>> BEGIN INPUT FOR THIS TASK

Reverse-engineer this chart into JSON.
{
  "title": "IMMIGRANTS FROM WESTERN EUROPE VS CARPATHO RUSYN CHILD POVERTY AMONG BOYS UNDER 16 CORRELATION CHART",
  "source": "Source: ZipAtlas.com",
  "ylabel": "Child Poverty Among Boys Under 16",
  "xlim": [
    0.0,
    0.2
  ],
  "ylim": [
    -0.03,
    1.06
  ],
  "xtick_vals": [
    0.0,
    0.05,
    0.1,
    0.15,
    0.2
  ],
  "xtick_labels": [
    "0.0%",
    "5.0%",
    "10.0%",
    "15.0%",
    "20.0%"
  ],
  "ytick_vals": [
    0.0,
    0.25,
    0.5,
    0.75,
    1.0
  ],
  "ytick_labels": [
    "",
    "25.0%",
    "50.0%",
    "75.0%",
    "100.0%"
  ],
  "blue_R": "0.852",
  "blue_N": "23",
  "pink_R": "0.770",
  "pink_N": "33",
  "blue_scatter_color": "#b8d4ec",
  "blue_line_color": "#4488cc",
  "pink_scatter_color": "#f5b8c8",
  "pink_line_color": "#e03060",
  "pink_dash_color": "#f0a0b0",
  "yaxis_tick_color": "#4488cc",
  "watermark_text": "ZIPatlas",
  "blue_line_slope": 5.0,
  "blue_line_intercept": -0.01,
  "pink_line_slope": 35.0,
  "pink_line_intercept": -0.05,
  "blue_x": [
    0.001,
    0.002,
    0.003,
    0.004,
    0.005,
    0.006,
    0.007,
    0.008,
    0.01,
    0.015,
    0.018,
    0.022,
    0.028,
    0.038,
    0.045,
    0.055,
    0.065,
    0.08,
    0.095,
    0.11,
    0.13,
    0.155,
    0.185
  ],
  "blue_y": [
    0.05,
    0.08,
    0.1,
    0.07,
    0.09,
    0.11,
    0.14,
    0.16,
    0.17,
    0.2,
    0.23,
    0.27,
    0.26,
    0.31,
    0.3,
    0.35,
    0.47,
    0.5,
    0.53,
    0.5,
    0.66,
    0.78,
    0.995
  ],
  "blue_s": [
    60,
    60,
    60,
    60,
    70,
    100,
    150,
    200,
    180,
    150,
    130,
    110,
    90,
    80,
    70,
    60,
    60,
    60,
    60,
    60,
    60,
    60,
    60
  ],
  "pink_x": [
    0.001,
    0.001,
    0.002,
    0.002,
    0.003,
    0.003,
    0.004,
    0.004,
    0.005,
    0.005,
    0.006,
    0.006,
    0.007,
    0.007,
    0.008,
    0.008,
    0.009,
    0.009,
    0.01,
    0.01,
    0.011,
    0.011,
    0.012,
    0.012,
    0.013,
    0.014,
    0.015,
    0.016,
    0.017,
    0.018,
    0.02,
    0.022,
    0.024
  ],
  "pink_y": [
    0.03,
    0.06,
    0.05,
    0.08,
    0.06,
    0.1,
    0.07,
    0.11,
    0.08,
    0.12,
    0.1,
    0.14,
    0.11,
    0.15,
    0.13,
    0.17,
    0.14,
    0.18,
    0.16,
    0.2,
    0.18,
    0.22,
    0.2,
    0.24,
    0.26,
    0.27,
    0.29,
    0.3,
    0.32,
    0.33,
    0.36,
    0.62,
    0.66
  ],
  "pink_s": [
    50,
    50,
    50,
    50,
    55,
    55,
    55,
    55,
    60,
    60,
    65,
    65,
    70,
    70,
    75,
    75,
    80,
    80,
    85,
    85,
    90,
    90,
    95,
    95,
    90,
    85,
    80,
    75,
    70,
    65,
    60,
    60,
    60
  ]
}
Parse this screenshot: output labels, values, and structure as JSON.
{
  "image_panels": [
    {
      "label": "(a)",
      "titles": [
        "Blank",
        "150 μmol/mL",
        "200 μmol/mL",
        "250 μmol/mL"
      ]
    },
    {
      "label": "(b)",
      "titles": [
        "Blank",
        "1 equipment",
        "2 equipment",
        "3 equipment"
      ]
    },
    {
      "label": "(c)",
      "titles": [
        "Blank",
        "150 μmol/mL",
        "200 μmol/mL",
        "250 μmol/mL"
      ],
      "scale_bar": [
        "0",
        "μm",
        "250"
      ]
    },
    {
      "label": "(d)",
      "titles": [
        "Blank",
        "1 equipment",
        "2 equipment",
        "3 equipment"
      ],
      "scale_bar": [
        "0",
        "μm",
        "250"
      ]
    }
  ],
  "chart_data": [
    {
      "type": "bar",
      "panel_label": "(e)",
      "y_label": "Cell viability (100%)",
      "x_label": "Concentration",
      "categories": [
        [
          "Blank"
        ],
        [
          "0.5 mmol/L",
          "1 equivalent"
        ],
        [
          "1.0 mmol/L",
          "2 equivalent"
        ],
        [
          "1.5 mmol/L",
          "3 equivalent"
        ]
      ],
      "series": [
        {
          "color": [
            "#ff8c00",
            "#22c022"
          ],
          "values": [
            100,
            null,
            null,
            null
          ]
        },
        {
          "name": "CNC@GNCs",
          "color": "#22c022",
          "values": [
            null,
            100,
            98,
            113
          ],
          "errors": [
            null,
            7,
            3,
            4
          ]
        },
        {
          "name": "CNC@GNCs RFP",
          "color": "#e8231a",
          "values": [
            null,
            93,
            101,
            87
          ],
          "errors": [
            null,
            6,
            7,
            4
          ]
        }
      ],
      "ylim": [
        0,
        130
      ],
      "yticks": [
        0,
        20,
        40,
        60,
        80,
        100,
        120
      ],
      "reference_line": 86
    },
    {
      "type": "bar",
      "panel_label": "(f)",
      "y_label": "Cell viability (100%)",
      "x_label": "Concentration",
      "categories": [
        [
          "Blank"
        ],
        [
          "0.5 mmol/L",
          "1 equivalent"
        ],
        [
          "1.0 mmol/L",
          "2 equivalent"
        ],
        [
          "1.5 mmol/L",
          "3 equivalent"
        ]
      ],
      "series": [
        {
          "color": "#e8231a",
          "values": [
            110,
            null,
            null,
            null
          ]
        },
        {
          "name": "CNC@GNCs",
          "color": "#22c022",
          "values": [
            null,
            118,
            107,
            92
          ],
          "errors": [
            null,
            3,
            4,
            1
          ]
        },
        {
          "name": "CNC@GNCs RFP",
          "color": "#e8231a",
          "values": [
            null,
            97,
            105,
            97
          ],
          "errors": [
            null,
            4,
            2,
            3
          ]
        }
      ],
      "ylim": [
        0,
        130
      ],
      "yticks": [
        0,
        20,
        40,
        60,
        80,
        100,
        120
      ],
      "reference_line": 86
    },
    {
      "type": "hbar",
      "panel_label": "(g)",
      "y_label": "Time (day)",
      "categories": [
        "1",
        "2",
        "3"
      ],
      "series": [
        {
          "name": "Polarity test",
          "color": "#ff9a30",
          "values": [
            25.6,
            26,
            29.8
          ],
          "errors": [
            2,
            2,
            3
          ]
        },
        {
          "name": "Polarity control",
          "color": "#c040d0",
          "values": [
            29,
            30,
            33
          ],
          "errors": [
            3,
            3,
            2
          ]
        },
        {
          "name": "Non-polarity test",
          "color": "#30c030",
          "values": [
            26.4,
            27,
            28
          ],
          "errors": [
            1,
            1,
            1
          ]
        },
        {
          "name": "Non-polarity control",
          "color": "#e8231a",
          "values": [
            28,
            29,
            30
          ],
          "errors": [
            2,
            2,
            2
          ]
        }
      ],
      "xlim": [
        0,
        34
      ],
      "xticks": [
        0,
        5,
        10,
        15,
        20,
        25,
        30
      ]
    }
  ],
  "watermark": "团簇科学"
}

>> END INPUT FOR THIS TASK
>> BEGIN INPUT FOR THIS TASK

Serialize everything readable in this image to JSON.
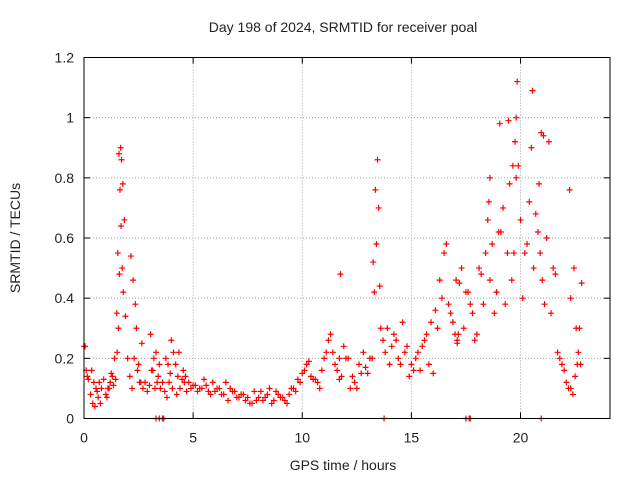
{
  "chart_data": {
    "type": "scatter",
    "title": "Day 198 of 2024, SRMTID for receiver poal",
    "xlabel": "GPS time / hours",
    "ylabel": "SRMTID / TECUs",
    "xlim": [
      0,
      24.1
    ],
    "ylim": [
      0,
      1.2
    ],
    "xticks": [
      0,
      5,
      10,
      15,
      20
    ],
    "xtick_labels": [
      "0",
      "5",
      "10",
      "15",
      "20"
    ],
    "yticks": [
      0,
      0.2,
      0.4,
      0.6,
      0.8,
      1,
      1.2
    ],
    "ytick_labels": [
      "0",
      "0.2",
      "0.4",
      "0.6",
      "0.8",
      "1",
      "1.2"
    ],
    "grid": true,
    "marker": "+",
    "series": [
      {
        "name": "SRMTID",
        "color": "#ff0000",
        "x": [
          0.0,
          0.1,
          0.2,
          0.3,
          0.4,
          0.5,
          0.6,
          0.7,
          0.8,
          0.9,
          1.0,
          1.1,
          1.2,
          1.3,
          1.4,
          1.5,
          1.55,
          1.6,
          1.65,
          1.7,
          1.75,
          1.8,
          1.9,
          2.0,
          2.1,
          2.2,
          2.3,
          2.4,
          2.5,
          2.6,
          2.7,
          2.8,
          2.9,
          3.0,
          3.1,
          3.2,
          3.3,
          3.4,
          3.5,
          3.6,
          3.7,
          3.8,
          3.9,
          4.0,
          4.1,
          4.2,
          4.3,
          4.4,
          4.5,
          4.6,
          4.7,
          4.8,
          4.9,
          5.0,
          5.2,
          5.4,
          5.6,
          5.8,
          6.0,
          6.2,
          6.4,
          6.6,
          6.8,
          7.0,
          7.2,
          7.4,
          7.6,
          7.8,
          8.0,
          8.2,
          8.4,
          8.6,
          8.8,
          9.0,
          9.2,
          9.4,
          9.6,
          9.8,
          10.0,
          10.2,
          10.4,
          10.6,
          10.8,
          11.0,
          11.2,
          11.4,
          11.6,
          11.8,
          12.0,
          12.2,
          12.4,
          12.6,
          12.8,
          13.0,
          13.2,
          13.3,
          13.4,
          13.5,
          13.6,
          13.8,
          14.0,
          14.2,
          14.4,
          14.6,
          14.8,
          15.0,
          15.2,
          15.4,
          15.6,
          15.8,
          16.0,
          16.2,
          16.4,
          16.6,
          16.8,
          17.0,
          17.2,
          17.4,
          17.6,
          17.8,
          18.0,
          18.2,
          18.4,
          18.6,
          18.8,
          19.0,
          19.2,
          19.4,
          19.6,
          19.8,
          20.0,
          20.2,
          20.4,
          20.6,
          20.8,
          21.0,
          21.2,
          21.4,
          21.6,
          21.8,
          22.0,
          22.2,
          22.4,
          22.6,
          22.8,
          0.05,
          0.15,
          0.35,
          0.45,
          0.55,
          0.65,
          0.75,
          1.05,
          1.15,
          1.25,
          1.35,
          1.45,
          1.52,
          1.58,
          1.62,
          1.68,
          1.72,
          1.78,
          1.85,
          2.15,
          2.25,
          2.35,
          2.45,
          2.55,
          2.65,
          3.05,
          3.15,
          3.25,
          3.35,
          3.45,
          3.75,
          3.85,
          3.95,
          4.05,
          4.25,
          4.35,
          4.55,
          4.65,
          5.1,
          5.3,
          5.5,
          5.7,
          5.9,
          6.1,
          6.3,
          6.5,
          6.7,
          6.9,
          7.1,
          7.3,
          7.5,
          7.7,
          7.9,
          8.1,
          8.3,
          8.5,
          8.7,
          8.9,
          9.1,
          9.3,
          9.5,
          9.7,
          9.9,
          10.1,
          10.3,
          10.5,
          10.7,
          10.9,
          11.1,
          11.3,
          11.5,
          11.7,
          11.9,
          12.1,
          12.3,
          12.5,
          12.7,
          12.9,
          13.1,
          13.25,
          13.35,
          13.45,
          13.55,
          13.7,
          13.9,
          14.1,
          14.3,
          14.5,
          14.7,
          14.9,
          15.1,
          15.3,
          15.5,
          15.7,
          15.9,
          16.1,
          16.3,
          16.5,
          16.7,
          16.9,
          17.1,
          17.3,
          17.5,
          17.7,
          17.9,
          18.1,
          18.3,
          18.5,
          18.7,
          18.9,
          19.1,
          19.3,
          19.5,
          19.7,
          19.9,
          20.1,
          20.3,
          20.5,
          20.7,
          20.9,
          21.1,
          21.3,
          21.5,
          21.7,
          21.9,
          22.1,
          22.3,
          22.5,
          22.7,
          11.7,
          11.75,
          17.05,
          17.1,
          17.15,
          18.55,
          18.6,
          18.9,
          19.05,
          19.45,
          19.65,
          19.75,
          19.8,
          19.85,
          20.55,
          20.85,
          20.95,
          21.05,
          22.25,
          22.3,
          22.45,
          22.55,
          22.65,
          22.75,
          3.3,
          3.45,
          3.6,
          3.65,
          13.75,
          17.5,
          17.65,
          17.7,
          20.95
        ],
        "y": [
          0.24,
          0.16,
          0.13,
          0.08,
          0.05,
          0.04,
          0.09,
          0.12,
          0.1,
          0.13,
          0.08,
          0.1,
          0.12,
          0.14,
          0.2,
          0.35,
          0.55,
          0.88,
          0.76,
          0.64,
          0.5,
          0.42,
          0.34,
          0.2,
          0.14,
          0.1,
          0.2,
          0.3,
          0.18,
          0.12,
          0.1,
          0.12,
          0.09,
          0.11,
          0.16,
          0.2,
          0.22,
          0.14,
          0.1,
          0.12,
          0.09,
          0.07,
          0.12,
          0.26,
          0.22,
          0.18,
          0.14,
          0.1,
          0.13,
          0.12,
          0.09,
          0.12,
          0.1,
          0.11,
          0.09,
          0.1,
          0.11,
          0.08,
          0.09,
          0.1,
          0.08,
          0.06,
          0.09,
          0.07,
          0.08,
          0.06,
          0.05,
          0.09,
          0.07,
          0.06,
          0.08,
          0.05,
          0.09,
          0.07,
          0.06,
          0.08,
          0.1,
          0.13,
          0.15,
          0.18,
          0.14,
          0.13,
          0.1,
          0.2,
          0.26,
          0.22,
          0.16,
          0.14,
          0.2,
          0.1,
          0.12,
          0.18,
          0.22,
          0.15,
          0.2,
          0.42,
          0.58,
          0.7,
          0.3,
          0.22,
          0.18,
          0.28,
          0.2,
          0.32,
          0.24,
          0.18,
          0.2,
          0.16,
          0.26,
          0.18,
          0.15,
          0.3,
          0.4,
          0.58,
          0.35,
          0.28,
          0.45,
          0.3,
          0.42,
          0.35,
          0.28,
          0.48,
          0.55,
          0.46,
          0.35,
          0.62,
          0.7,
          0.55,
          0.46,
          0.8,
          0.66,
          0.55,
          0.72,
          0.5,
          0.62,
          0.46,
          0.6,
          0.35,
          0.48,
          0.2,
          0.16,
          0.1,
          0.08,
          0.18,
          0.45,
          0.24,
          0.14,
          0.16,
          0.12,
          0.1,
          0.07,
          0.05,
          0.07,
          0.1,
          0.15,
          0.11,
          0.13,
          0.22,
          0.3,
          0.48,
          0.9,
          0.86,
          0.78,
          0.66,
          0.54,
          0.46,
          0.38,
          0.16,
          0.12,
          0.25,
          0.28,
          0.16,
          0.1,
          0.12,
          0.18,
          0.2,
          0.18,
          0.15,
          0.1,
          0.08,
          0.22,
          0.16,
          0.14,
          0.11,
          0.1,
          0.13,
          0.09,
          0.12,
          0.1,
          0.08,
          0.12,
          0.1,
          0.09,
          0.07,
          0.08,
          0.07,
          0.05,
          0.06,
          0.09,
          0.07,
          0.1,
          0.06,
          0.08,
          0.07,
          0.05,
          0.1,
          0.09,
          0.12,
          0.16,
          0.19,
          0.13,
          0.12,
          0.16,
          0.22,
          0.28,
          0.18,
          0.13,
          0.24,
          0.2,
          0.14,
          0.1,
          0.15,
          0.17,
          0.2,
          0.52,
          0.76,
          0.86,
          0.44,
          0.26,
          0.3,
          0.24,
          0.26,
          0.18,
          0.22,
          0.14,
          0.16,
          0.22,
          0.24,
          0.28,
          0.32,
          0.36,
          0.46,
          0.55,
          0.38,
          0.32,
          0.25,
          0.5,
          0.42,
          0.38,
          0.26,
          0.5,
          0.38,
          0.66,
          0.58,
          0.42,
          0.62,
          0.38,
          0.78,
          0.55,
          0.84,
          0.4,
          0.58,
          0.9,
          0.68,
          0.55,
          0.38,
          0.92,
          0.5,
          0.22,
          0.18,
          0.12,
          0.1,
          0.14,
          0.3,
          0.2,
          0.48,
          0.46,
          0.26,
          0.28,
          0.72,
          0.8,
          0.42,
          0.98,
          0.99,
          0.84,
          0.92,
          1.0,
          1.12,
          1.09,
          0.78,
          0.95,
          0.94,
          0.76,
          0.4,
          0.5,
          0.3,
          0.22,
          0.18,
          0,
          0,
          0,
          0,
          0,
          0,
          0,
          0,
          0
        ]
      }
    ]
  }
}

>> END INPUT FOR THIS TASK

_YOUR INSTRUCTIONS_. Keep only those lines of the records that hold "JSON", and return them.

_FULL SOLUTION_.
Reverse-engineer this chart into JSON.
Parse this screenshot: output labels, values, and structure as JSON.
Serialize everything readable in this image to JSON.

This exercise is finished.